━━ TEXT SECTION
Background information
- Born: 27 September 1937 Montreal, Quebec, Canada
- Died: 13 February 2023 (aged 85) Toronto, Ontario, Canada
- Genres: Jazz
- Occupation: Musician
- Instruments: Trumpet, flugelhorn
- Years active: 1950s–2023

= Guido Basso =

Canadian jazz musician (1937–2023)

Guido Basso (27 September 1937 – 13 February 2023) was a Canadian jazz musician who was a member of Rob McConnell's Boss Brass big band. He was a trumpeter, flugelhornist, arranger, composer, and conductor.

==Early life==
Guido Basso was born in Montreal, Quebec, on 27 September 1937. He grew up in the Little Italy neighbourhood of Montreal, in an Italian-Canadian family. He began playing the trumpet at the age of nine. He studied at the Conservatoire de musique du Québec à Montréal. His professional music career started in his teens, under the name "Stubby Basso".

During his early 20s, Basso performed regularly at the El Morocco in Montreal and played in bands led by Maury Kaye. Singer Vic Damone discovered Basso playing at the El Morocco, then included him on a tour from 1957 to 1958.
━━━━
━━ SOURCE INFORMATION
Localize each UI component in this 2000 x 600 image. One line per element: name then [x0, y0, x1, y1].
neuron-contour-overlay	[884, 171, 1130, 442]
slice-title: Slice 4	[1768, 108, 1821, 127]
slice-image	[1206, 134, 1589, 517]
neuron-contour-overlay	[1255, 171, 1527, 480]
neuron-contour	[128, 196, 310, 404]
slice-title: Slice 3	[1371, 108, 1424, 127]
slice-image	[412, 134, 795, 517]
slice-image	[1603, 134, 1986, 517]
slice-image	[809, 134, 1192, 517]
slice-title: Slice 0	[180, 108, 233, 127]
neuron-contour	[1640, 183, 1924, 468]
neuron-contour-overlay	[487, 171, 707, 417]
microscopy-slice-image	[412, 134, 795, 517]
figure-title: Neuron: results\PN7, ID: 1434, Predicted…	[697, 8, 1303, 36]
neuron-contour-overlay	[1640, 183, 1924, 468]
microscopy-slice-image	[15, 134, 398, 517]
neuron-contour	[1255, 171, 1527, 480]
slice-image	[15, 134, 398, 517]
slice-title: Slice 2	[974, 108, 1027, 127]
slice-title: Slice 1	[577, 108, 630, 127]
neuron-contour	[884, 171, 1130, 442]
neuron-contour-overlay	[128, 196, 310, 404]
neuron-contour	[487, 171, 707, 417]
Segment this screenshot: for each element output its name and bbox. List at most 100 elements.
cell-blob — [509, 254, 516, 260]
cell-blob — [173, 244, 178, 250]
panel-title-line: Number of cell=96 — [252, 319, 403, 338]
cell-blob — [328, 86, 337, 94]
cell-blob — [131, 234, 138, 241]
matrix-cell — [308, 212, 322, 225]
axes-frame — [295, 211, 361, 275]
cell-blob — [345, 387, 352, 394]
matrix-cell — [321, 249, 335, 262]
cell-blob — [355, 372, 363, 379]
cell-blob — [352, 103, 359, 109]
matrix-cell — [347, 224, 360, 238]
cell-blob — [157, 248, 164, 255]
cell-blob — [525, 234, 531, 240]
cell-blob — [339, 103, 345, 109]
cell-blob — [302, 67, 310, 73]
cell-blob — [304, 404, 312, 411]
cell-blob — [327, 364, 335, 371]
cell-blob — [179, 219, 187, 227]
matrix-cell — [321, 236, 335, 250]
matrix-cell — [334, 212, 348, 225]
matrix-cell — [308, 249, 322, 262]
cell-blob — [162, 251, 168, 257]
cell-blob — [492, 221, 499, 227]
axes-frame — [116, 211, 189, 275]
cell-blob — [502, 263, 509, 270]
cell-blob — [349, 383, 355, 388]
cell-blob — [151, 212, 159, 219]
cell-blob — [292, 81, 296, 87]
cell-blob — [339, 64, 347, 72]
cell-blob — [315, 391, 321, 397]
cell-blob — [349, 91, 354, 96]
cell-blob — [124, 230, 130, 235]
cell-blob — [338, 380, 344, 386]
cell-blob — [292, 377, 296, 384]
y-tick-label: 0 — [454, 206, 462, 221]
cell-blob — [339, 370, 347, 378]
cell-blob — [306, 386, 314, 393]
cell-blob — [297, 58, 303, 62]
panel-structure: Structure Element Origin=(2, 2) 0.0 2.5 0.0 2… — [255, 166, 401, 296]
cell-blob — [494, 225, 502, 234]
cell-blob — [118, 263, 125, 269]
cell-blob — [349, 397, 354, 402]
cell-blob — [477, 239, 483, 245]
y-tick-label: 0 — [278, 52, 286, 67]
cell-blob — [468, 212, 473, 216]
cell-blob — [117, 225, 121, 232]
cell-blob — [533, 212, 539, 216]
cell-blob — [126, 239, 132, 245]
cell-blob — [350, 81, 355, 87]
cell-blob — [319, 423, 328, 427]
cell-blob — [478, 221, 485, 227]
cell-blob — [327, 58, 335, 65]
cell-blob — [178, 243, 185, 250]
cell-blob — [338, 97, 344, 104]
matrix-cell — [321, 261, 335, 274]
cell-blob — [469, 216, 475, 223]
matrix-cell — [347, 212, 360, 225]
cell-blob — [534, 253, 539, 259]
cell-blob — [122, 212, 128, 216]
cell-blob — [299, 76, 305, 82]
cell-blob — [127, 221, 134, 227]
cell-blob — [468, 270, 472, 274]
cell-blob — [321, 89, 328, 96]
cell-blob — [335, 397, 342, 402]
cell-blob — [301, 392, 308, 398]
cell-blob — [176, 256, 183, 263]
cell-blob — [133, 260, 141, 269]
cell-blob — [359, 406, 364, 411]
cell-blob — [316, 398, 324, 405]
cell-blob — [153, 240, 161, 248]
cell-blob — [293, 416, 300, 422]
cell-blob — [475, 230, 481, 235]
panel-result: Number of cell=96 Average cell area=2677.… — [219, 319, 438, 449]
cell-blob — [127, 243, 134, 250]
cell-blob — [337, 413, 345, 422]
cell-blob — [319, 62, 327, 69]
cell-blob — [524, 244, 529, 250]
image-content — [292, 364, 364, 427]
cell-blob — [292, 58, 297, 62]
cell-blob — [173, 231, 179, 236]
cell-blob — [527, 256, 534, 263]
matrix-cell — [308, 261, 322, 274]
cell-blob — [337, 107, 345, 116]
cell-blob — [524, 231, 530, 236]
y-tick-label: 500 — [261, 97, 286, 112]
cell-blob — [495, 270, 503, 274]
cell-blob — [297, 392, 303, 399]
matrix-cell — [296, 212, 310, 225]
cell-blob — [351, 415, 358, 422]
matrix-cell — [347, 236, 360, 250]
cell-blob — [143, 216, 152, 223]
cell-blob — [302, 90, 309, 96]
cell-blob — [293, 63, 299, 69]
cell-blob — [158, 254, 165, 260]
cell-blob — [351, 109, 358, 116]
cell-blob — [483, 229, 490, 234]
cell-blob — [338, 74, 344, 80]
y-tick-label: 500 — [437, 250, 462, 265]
━━━━
**WHAT YOU NEED TO DO**
[a] Reproduce the part of the Guido Basso text starting at "Canadian jazz musician (1937–2023)" and ending at "1957 to 1958.".
[b] Continue the Guido Basso text from where it stops.
The rows have no connection to the Guido Basso text.

**ANSWERS GIVEN**
[a]
Canadian jazz musician (1937–2023)

Guido Basso (27 September 1937 – 13 February 2023) was a Canadian jazz musician who was a member of Rob McConnell's Boss Brass big band. He was a trumpeter, flugelhornist, arranger, composer, and conductor.

==Early life==
Guido Basso was born in Montreal, Quebec, on 27 September 1937. He grew up in the Little Italy neighbourhood of Montreal, in an Italian-Canadian family. He began playing the trumpet at the age of nine. He studied at the Conservatoire de musique du Québec à Montréal. His professional music career started in his teens, under the name "Stubby Basso".

During his early 20s, Basso performed regularly at the El Morocco in Montreal and played in bands led by Maury Kaye. Singer Vic Damone discovered Basso playing at the El Morocco, then included him on a tour from 1957 to 1958.

[b]
==Career==
Basso had a professional career as a composer, conductor, arranger, trumpeter, flugelhornist, and harmonica player. The Canadian Encyclopedia wrote that Basso was "one of Canada's pre-eminent jazz trumpeters", and that "he was credited with the theory that one attacks the trumpet and makes love to a flugelhorn".

In 1958, he joined singer Pearl Bailey and her husband, drummer Louis Bellson, touring North America with them and their orchestra. Basso returned to Canada and settled in Toronto in 1961, instead of obtaining permanent residency in the United States and the likelihood of required enlistment in the United States Army. Basso then studied at The Royal Conservatory of Music during the early 1960s.

In 1963, he became music director for CBLT's Nightcap, a job he held until 1967. He subsequently held a number of music director positions with the Canadian Broadcasting Corporation (CBC), as well as being active as a performer. His work at CBC included Barris and Company (1968–69), Mallets and Brass (1969) with vibraphonist Peter Appleyard, music director of After Noon (1969–1971), and leading orchestras playing big band music on In the Mood (1971–72) and Bandwagon (1972–73).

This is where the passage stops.